Repeat every line of the data exactly, but not the pictures.

§ **Dataset records**:

____

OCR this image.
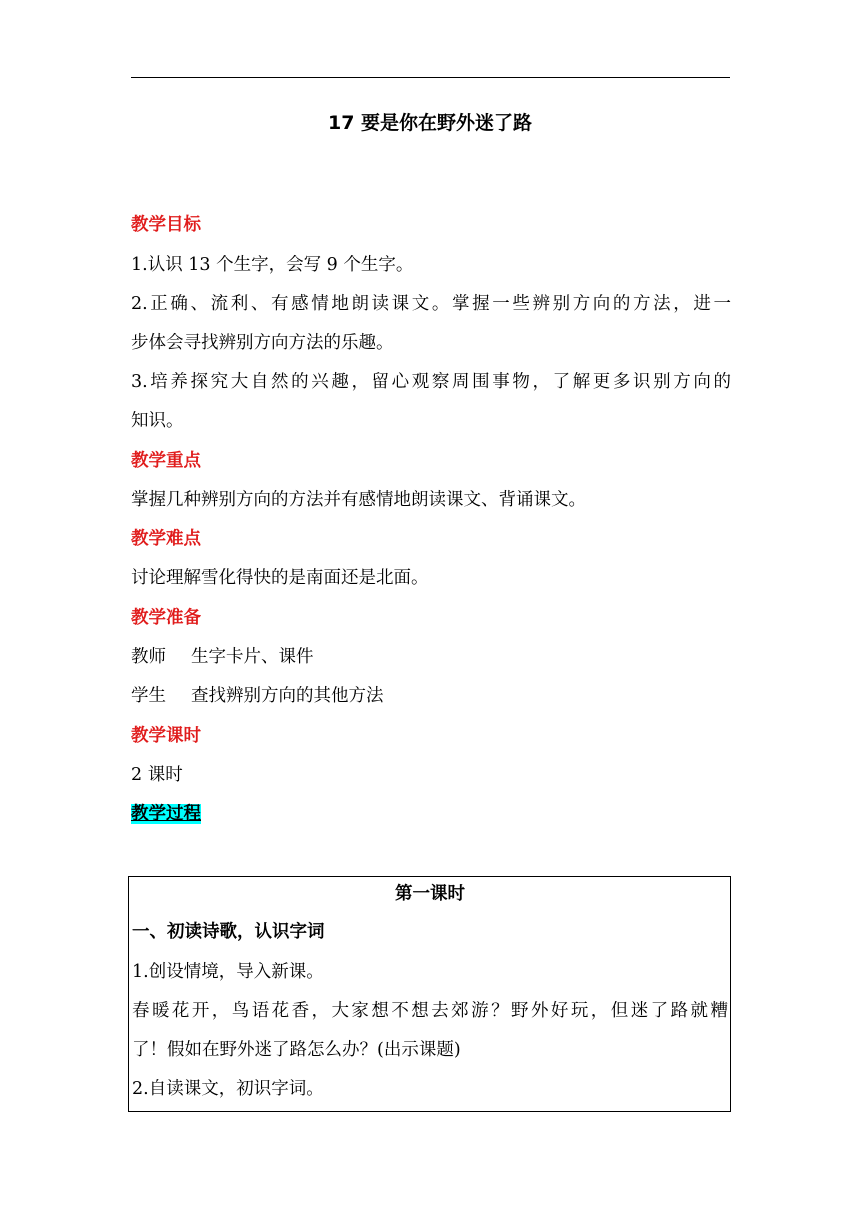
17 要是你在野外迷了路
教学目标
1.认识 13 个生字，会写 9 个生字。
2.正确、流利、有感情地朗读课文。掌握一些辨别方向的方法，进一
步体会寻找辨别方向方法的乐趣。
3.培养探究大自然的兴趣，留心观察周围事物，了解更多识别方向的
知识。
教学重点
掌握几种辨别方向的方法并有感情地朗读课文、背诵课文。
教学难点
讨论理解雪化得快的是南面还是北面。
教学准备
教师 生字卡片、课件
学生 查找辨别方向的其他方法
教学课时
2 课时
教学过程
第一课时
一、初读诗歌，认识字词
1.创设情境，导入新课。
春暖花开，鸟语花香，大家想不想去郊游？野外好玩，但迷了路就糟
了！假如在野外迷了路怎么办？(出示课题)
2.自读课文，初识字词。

____

§ **Finished answer**:
OCR this image.
17 要是你在野外迷了路
教学目标
1.认识 13 个生字，会写 9 个生字。
2.正确、流利、有感情地朗读课文。掌握一些辨别方向的方法，进一
步体会寻找辨别方向方法的乐趣。
3.培养探究大自然的兴趣，留心观察周围事物，了解更多识别方向的
知识。
教学重点
掌握几种辨别方向的方法并有感情地朗读课文、背诵课文。
教学难点
讨论理解雪化得快的是南面还是北面。
教学准备
教师 生字卡片、课件
学生 查找辨别方向的其他方法
教学课时
2 课时
教学过程
第一课时
一、初读诗歌，认识字词
1.创设情境，导入新课。
春暖花开，鸟语花香，大家想不想去郊游？野外好玩，但迷了路就糟
了！假如在野外迷了路怎么办？(出示课题)
2.自读课文，初识字词。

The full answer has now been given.